Work instructions
Give the rows from the first one through the one containing "close-button[interactable] (658, 3, 704, 32)", inclusive, as a JSON list of strings with one string per line and blank lines left out.

Dataset records

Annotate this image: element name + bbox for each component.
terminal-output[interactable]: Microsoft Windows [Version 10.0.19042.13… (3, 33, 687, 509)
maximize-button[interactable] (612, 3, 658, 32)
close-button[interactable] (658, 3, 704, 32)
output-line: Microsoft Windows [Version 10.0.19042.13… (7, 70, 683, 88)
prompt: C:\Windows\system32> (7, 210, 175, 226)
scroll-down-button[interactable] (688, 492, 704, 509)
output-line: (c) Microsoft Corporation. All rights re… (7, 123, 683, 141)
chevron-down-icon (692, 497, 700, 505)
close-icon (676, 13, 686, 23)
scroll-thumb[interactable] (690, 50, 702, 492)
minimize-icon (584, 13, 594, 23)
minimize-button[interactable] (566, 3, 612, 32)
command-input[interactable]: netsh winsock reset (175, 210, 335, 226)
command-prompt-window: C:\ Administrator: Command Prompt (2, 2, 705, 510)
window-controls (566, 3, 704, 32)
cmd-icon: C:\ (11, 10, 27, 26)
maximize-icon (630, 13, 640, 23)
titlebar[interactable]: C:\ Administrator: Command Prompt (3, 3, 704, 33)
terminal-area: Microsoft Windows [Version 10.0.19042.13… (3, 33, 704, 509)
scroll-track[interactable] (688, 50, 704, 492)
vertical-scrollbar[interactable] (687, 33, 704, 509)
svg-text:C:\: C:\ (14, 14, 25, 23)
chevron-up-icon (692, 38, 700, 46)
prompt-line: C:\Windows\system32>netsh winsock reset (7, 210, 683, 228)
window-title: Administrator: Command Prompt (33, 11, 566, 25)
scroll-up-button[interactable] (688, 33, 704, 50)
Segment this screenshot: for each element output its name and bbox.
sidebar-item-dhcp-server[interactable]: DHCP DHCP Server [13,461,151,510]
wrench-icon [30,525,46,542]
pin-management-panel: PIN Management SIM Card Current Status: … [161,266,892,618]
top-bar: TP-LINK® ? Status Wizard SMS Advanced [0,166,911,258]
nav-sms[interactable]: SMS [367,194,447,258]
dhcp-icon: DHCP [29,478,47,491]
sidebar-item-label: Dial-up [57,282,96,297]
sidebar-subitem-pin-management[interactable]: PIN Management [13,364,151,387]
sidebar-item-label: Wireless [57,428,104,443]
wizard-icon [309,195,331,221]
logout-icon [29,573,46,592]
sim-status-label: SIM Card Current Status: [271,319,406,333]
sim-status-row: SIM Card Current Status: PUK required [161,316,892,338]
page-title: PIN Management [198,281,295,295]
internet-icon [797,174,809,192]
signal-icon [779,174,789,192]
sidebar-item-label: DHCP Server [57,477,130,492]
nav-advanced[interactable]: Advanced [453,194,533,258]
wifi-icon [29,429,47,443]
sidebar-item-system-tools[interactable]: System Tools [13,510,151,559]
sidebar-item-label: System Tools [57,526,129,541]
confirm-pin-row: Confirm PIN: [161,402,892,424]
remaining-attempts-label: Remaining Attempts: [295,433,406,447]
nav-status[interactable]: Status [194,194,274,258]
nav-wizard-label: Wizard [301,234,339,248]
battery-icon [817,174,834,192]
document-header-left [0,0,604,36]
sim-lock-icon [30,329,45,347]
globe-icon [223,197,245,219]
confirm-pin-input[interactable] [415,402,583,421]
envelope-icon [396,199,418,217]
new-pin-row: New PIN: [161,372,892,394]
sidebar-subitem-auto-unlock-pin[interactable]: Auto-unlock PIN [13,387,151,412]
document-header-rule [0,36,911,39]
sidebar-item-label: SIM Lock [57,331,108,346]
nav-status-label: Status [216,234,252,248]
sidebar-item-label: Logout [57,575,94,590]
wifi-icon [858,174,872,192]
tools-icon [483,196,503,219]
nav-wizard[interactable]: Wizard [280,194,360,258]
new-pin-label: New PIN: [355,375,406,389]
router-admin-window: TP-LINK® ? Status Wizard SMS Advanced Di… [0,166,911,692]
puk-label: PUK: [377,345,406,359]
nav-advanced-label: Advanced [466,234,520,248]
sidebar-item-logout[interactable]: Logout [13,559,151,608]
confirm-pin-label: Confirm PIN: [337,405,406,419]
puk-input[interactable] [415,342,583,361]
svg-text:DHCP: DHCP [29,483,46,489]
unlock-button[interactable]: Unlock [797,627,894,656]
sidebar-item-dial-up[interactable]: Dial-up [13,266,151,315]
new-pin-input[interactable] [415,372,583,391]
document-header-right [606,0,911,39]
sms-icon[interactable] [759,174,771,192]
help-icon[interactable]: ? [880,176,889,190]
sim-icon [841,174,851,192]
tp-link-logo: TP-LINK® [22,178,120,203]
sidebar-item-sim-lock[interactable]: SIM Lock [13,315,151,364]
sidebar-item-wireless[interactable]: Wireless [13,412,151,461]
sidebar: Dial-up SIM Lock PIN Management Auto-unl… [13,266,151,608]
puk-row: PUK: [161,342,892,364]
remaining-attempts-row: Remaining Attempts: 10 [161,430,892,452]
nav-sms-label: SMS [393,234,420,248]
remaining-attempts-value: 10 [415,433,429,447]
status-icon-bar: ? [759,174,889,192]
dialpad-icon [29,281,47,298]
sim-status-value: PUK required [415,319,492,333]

Full answer
[
  "Annotate this image: element name + bbox for each component.",
  "terminal-output[interactable]: Microsoft Windows [Version 10.0.19042.13… (3, 33, 687, 509)",
  "maximize-button[interactable] (612, 3, 658, 32)",
  "close-button[interactable] (658, 3, 704, 32)"
]